─── Material

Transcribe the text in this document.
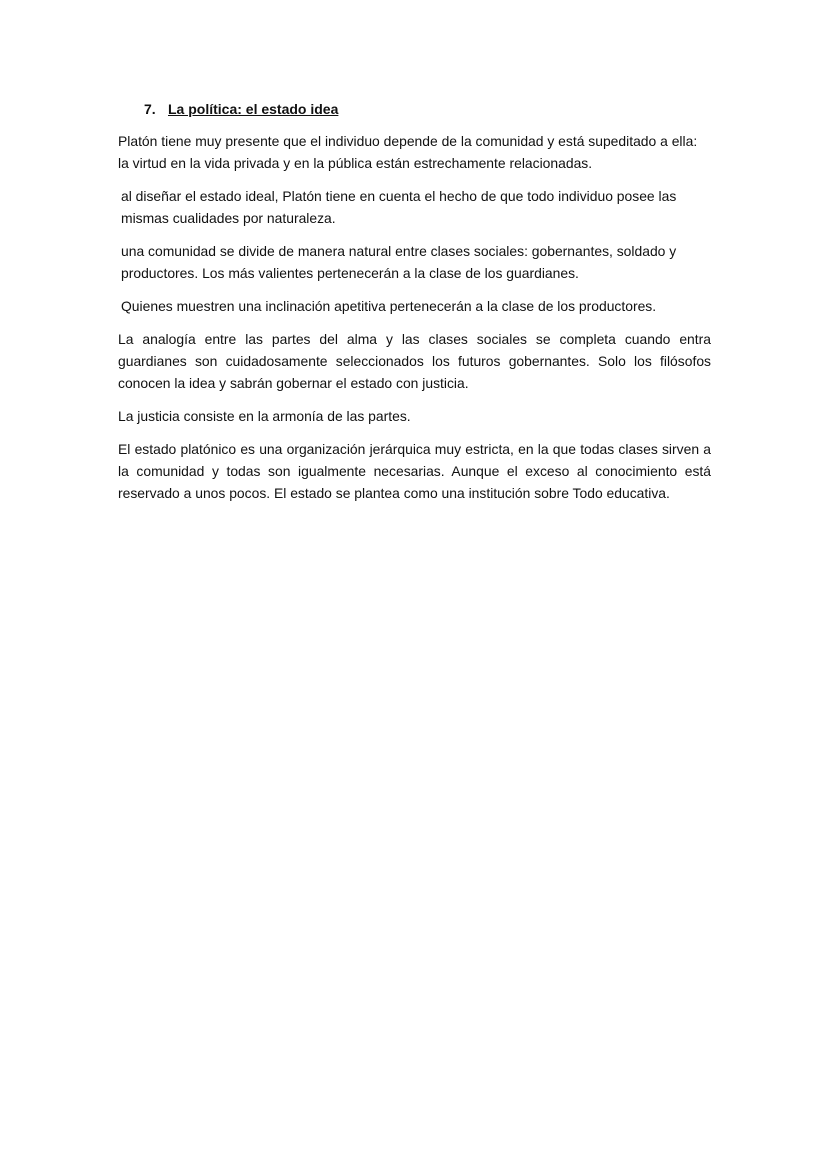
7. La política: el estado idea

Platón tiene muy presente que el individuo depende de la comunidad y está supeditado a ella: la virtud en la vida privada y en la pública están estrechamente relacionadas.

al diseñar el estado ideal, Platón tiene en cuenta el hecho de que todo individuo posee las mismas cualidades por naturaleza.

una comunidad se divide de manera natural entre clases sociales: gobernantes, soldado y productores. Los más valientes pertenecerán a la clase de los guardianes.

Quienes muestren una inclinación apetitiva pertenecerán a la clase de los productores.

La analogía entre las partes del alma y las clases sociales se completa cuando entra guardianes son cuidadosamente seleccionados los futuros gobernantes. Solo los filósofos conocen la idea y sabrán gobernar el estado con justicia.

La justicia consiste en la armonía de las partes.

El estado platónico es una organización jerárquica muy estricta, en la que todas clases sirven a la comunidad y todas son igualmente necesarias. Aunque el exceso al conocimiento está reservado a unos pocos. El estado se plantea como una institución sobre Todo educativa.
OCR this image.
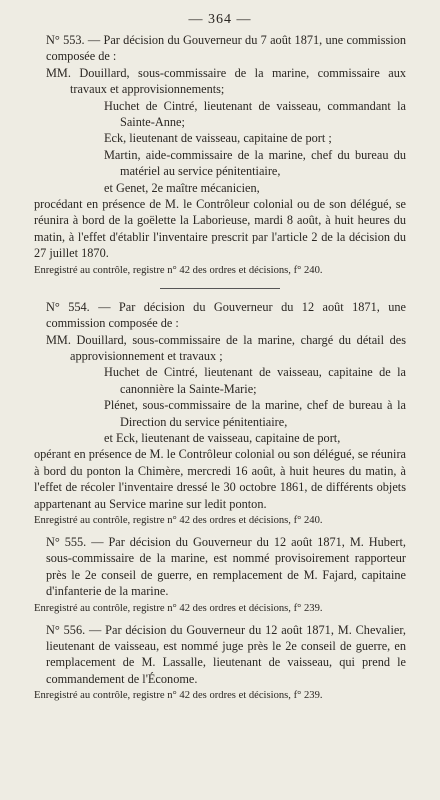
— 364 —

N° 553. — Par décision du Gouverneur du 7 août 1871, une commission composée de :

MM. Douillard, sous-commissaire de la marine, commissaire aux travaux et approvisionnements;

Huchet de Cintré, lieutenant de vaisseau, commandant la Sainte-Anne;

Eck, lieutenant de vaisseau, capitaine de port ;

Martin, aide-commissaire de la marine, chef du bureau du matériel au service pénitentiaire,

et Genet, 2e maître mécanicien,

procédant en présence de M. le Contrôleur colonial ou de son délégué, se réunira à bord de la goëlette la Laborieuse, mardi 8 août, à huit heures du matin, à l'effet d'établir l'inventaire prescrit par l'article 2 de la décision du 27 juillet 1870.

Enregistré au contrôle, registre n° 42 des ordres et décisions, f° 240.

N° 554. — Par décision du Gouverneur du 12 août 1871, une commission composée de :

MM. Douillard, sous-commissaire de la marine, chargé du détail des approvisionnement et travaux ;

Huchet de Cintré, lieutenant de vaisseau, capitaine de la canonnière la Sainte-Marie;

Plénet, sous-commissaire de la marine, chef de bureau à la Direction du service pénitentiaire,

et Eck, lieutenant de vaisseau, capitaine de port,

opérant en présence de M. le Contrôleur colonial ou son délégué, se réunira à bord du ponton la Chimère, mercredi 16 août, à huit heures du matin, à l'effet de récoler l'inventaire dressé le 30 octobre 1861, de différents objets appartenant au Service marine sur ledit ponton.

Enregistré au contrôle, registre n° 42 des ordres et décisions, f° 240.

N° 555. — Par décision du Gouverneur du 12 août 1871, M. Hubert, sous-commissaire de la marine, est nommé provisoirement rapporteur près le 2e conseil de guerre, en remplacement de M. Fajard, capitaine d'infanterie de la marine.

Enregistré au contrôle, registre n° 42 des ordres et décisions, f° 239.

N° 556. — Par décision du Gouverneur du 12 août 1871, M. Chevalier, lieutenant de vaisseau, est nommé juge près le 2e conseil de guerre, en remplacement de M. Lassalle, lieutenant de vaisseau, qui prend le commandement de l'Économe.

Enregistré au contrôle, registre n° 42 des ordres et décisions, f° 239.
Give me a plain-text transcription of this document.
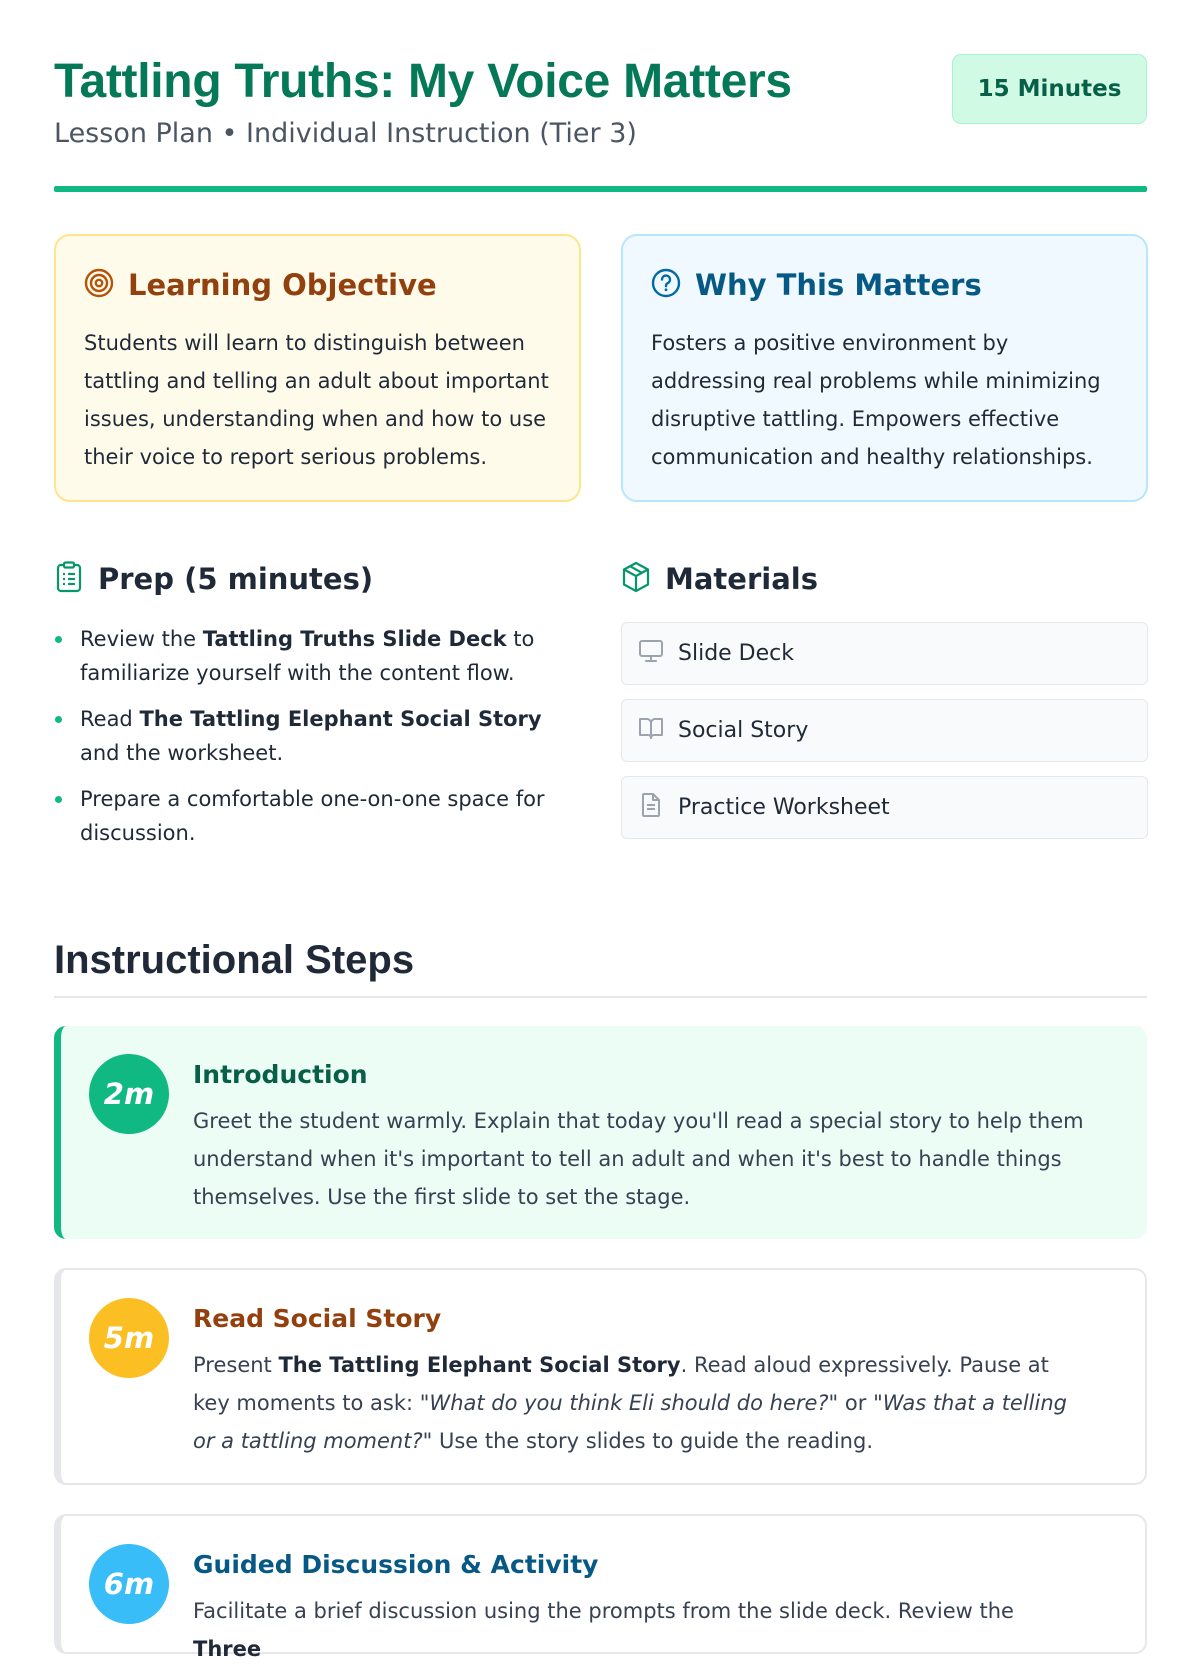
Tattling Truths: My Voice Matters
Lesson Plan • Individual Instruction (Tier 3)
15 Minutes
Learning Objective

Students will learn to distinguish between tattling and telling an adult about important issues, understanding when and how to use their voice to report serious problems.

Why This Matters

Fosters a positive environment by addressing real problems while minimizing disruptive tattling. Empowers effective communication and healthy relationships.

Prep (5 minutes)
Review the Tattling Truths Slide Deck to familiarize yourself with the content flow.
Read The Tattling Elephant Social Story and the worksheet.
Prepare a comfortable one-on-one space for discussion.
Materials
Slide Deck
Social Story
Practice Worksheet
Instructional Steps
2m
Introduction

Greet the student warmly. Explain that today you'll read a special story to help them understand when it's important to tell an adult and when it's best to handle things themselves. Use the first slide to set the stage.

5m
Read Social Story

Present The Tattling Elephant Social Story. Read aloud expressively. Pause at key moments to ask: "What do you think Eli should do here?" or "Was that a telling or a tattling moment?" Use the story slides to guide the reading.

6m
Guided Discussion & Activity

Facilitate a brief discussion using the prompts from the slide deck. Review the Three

──────

→ Goal: Reproduce the data verbatim. Do not carry any picture into the copy.

→ Answer for this exercise:
Transcribe the text in this document.
7. La política: el estado idea

Platón tiene muy presente que el individuo depende de la comunidad y está supeditado a ella: la virtud en la vida privada y en la pública están estrechamente relacionadas.

al diseñar el estado ideal, Platón tiene en cuenta el hecho de que todo individuo posee las mismas cualidades por naturaleza.

una comunidad se divide de manera natural entre clases sociales: gobernantes, soldado y productores. Los más valientes pertenecerán a la clase de los guardianes.

Quienes muestren una inclinación apetitiva pertenecerán a la clase de los productores.

La analogía entre las partes del alma y las clases sociales se completa cuando entra guardianes son cuidadosamente seleccionados los futuros gobernantes. Solo los filósofos conocen la idea y sabrán gobernar el estado con justicia.

La justicia consiste en la armonía de las partes.

El estado platónico es una organización jerárquica muy estricta, en la que todas clases sirven a la comunidad y todas son igualmente necesarias. Aunque el exceso al conocimiento está reservado a unos pocos. El estado se plantea como una institución sobre Todo educativa.
OCR this image.
— 364 —

N° 553. — Par décision du Gouverneur du 7 août 1871, une commission composée de :

MM. Douillard, sous-commissaire de la marine, commissaire aux travaux et approvisionnements;

Huchet de Cintré, lieutenant de vaisseau, commandant la Sainte-Anne;

Eck, lieutenant de vaisseau, capitaine de port ;

Martin, aide-commissaire de la marine, chef du bureau du matériel au service pénitentiaire,

et Genet, 2e maître mécanicien,

procédant en présence de M. le Contrôleur colonial ou de son délégué, se réunira à bord de la goëlette la Laborieuse, mardi 8 août, à huit heures du matin, à l'effet d'établir l'inventaire prescrit par l'article 2 de la décision du 27 juillet 1870.

Enregistré au contrôle, registre n° 42 des ordres et décisions, f° 240.

N° 554. — Par décision du Gouverneur du 12 août 1871, une commission composée de :

MM. Douillard, sous-commissaire de la marine, chargé du détail des approvisionnement et travaux ;

Huchet de Cintré, lieutenant de vaisseau, capitaine de la canonnière la Sainte-Marie;

Plénet, sous-commissaire de la marine, chef de bureau à la Direction du service pénitentiaire,

et Eck, lieutenant de vaisseau, capitaine de port,

opérant en présence de M. le Contrôleur colonial ou son délégué, se réunira à bord du ponton la Chimère, mercredi 16 août, à huit heures du matin, à l'effet de récoler l'inventaire dressé le 30 octobre 1861, de différents objets appartenant au Service marine sur ledit ponton.

Enregistré au contrôle, registre n° 42 des ordres et décisions, f° 240.

N° 555. — Par décision du Gouverneur du 12 août 1871, M. Hubert, sous-commissaire de la marine, est nommé provisoirement rapporteur près le 2e conseil de guerre, en remplacement de M. Fajard, capitaine d'infanterie de la marine.

Enregistré au contrôle, registre n° 42 des ordres et décisions, f° 239.

N° 556. — Par décision du Gouverneur du 12 août 1871, M. Chevalier, lieutenant de vaisseau, est nommé juge près le 2e conseil de guerre, en remplacement de M. Lassalle, lieutenant de vaisseau, qui prend le commandement de l'Économe.

Enregistré au contrôle, registre n° 42 des ordres et décisions, f° 239.
Give me a plain-text transcription of this document.
Tattling Truths: My Voice Matters
Lesson Plan • Individual Instruction (Tier 3)
15 Minutes
Learning Objective

Students will learn to distinguish between tattling and telling an adult about important issues, understanding when and how to use their voice to report serious problems.

Why This Matters

Fosters a positive environment by addressing real problems while minimizing disruptive tattling. Empowers effective communication and healthy relationships.

Prep (5 minutes)
Review the Tattling Truths Slide Deck to familiarize yourself with the content flow.
Read The Tattling Elephant Social Story and the worksheet.
Prepare a comfortable one-on-one space for discussion.
Materials
Slide Deck
Social Story
Practice Worksheet
Instructional Steps
2m
Introduction

Greet the student warmly. Explain that today you'll read a special story to help them understand when it's important to tell an adult and when it's best to handle things themselves. Use the first slide to set the stage.

5m
Read Social Story

Present The Tattling Elephant Social Story. Read aloud expressively. Pause at key moments to ask: "What do you think Eli should do here?" or "Was that a telling or a tattling moment?" Use the story slides to guide the reading.

6m
Guided Discussion & Activity

Facilitate a brief discussion using the prompts from the slide deck. Review the Three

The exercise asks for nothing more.